* [What is required]: Compute the number of lines that include the string "recognized", then output that number and nothing else.

Collected data entries:
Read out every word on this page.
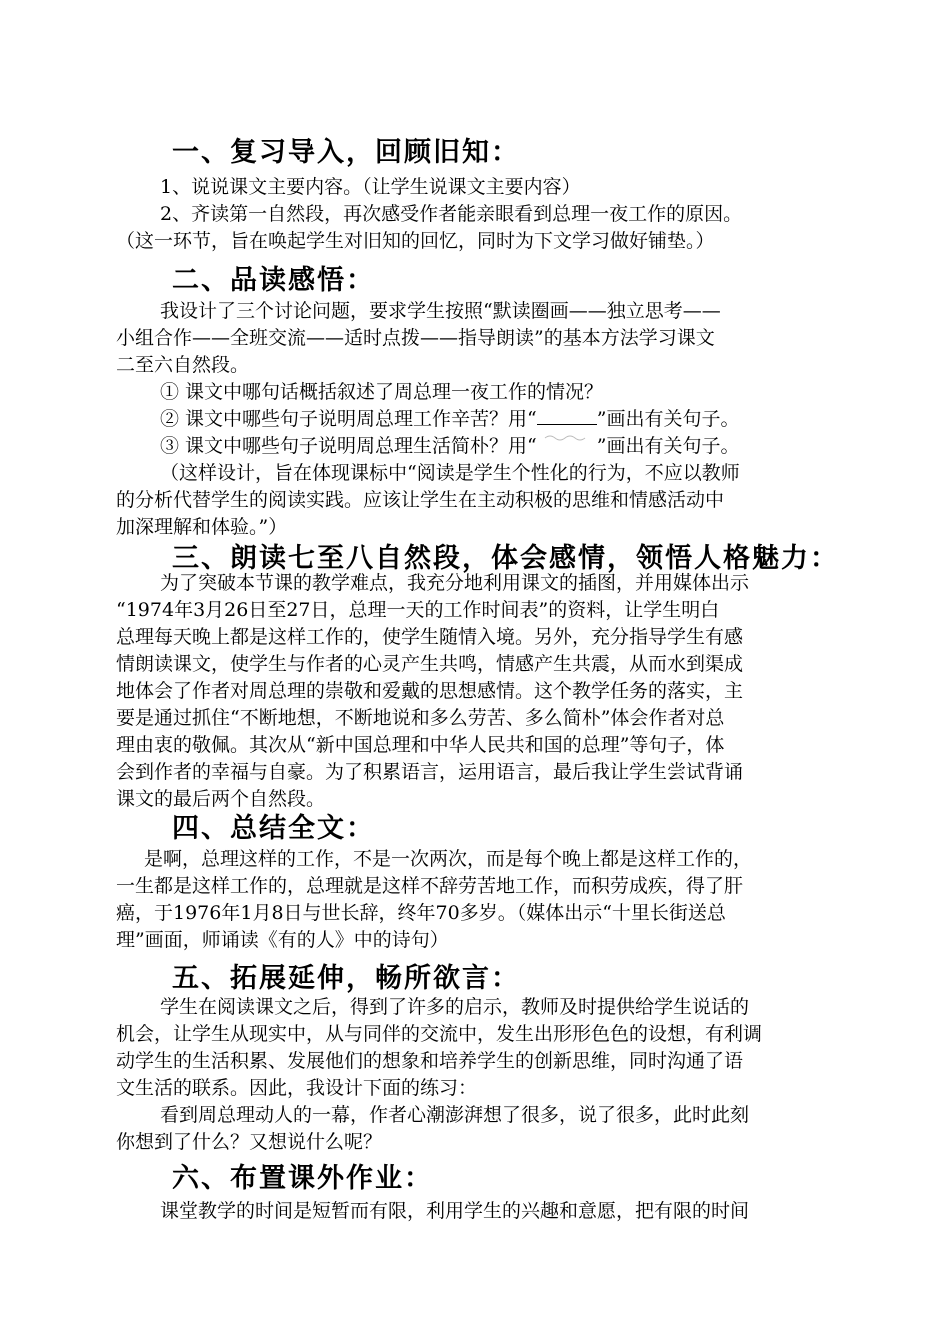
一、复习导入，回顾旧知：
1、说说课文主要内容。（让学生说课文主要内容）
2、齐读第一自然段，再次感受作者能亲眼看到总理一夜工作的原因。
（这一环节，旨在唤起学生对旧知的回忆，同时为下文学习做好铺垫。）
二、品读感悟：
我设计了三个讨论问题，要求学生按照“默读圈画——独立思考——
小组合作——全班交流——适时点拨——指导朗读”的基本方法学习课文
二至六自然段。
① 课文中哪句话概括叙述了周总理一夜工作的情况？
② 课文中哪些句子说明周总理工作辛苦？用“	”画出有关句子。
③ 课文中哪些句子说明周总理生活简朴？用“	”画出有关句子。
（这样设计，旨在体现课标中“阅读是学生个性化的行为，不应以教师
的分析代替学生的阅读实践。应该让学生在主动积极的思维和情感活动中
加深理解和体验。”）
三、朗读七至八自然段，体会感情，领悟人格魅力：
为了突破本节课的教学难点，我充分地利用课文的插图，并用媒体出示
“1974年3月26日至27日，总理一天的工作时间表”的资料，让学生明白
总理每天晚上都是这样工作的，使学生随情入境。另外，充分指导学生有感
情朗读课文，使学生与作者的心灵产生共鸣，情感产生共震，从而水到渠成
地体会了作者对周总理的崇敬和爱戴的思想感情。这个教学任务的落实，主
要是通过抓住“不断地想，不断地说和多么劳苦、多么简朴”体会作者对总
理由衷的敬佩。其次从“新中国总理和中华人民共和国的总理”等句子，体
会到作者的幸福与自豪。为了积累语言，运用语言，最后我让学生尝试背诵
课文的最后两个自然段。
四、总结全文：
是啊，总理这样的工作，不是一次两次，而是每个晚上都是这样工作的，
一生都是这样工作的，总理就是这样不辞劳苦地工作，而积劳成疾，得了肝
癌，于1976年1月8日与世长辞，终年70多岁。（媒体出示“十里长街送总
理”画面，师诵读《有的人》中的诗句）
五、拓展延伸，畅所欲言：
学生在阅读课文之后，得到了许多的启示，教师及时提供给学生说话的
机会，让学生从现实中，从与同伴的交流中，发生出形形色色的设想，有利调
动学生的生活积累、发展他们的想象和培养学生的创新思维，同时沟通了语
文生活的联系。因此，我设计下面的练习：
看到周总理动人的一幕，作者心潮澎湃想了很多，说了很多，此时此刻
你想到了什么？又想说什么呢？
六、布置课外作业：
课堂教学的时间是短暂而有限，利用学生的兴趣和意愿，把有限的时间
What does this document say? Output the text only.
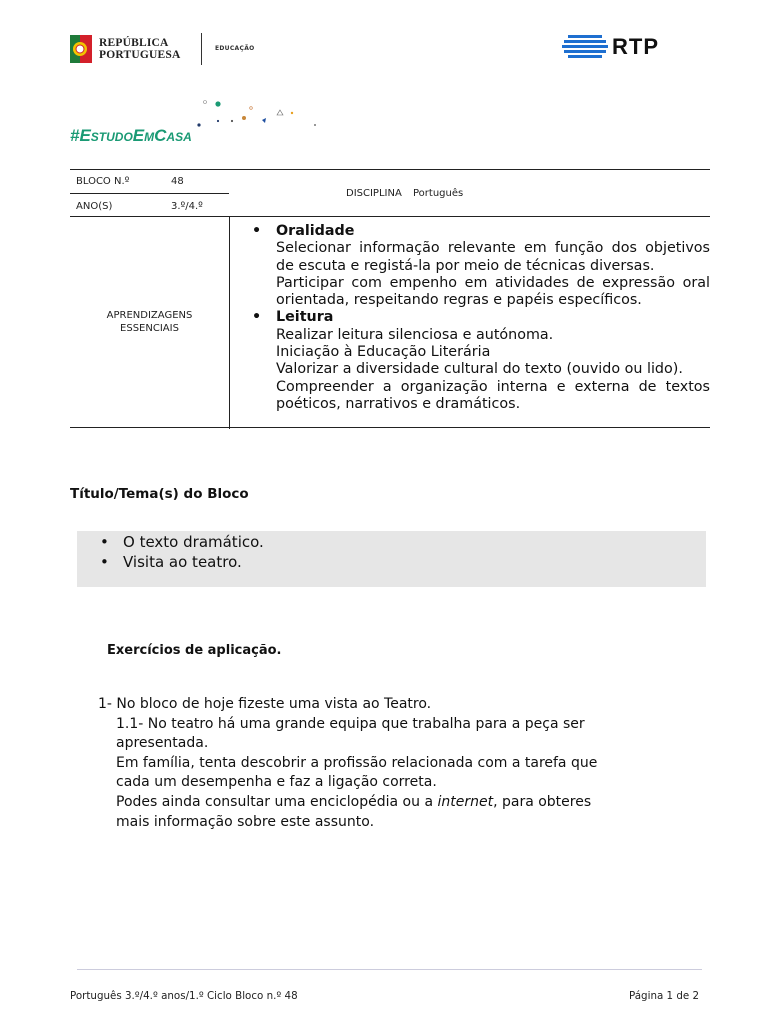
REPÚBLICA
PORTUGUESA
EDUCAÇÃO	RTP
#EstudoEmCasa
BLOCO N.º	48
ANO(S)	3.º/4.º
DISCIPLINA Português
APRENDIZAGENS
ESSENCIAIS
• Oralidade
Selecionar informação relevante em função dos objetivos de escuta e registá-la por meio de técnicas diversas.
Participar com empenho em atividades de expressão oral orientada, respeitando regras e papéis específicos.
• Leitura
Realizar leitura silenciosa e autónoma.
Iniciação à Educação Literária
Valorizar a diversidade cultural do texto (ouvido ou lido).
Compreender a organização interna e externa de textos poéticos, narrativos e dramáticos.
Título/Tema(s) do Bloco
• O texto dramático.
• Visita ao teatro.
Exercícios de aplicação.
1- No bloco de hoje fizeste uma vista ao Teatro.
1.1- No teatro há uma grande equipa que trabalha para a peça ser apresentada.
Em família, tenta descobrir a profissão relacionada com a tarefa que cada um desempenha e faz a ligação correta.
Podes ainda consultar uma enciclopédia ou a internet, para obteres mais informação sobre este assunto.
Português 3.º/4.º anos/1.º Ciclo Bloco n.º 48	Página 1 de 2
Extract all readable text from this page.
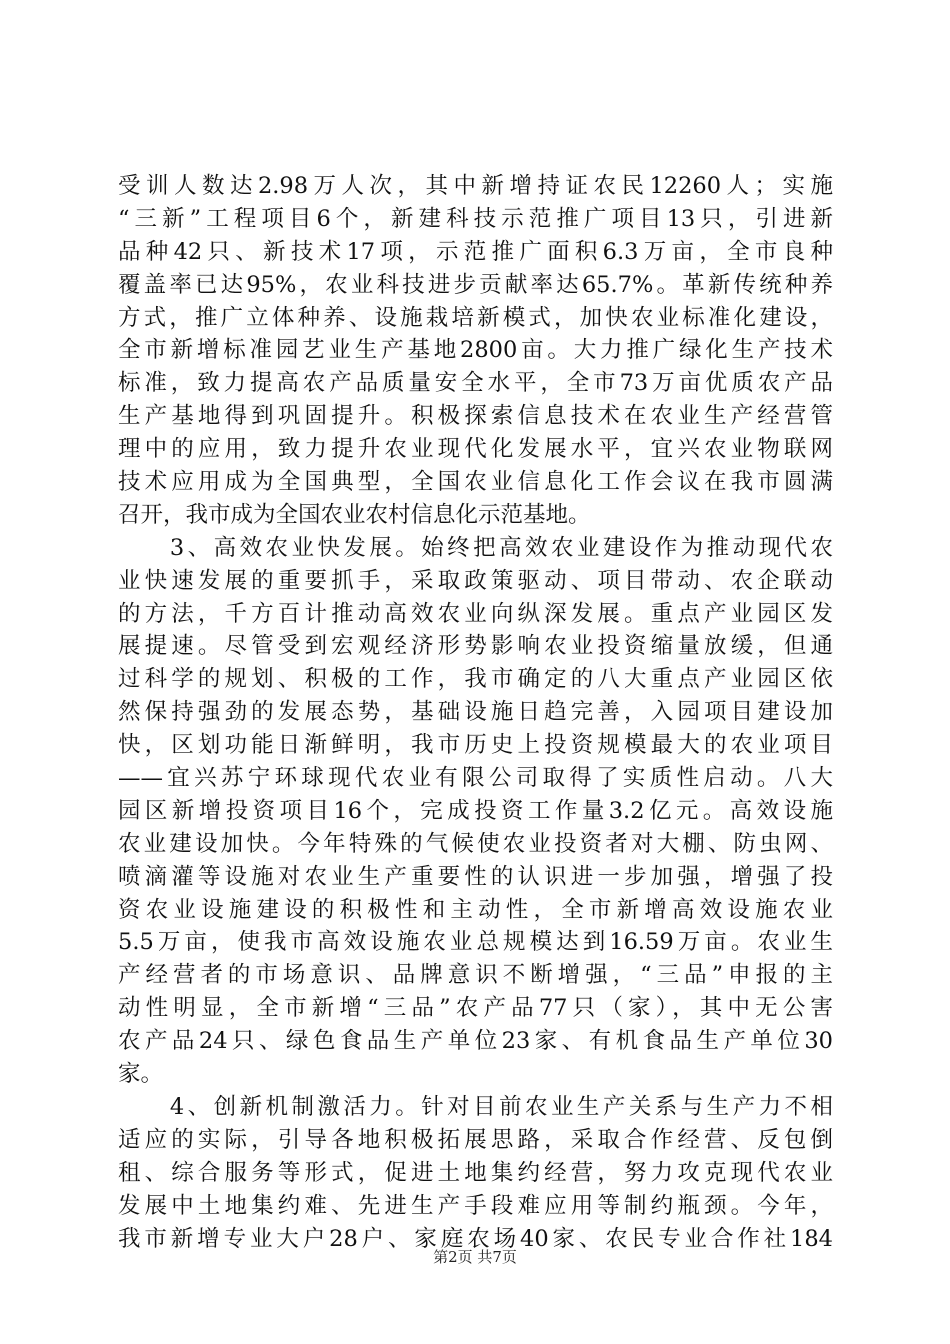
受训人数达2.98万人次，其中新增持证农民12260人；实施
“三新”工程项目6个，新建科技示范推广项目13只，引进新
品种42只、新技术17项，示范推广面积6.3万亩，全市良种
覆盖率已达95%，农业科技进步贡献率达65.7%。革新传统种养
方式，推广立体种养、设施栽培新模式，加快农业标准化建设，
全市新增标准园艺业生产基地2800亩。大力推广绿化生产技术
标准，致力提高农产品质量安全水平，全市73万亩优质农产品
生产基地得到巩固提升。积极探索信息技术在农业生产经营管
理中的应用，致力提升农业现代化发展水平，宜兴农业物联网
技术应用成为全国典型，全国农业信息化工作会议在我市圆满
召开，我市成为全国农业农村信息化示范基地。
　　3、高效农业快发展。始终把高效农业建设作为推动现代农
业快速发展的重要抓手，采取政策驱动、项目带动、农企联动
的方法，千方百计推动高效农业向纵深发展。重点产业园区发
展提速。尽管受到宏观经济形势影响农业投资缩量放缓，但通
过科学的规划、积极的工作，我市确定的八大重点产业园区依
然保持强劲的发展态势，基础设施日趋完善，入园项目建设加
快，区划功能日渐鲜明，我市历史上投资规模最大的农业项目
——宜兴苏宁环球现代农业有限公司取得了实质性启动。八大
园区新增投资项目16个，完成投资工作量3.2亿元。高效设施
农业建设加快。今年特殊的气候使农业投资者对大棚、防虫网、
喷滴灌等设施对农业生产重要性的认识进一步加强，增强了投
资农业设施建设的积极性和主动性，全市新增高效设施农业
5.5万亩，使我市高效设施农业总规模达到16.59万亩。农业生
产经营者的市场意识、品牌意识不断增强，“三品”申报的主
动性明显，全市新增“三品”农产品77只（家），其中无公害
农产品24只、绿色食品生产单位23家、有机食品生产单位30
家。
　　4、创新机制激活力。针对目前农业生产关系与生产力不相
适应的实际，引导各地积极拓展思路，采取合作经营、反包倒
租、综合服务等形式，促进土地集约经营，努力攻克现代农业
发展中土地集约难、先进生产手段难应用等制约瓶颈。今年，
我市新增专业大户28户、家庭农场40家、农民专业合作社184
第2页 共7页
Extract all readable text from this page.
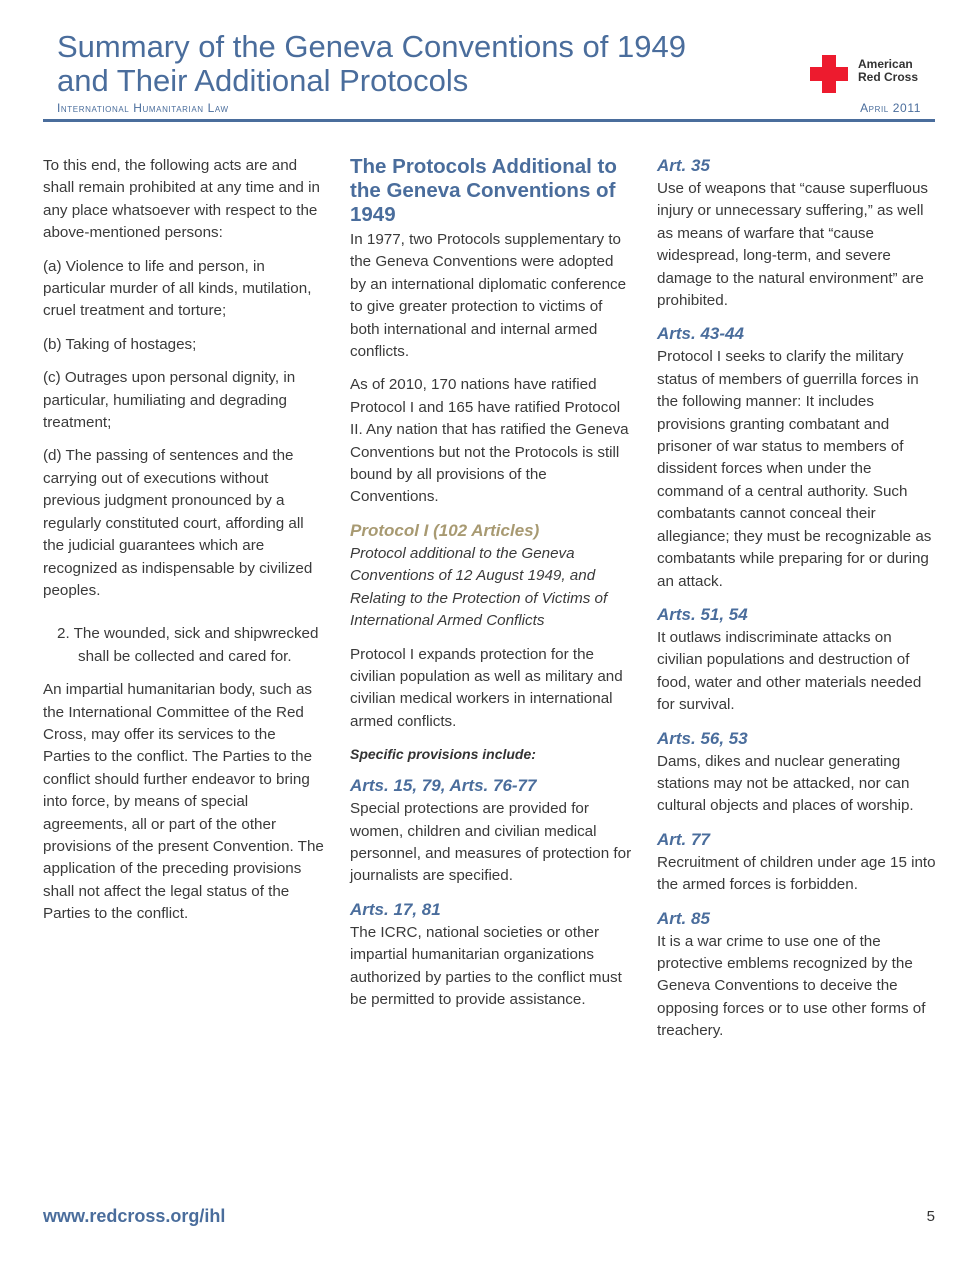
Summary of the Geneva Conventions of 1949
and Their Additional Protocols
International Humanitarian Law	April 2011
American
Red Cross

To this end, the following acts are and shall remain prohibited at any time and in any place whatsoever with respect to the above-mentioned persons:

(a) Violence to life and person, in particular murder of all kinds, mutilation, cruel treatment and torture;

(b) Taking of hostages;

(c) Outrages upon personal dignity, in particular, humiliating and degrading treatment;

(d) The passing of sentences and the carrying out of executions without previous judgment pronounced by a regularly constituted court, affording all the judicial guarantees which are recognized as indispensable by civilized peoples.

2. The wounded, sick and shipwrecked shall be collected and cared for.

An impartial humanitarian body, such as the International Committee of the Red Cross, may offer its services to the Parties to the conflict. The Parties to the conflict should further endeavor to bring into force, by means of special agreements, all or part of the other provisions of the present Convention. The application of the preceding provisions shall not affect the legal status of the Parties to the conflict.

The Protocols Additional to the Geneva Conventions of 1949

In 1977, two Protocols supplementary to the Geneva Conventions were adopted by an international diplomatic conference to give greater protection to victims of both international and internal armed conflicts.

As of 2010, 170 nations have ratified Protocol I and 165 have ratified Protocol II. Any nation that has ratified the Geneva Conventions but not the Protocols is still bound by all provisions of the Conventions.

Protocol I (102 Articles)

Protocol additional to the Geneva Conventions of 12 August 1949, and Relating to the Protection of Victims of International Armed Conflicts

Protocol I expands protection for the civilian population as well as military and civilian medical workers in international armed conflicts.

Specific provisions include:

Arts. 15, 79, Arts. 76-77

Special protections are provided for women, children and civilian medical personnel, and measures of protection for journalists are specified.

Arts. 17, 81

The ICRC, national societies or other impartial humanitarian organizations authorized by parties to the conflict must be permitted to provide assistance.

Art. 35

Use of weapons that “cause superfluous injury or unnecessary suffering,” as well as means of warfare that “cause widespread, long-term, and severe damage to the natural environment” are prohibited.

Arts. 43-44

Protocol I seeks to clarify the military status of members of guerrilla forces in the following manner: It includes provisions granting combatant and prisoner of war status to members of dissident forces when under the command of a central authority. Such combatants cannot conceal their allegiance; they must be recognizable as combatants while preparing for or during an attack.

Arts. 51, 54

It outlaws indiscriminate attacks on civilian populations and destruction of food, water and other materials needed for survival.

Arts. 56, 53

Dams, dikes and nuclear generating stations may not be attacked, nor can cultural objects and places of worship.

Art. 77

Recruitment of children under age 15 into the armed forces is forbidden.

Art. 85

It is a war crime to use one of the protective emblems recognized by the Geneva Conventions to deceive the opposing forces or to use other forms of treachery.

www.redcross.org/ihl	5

* [Finished exercise]: 2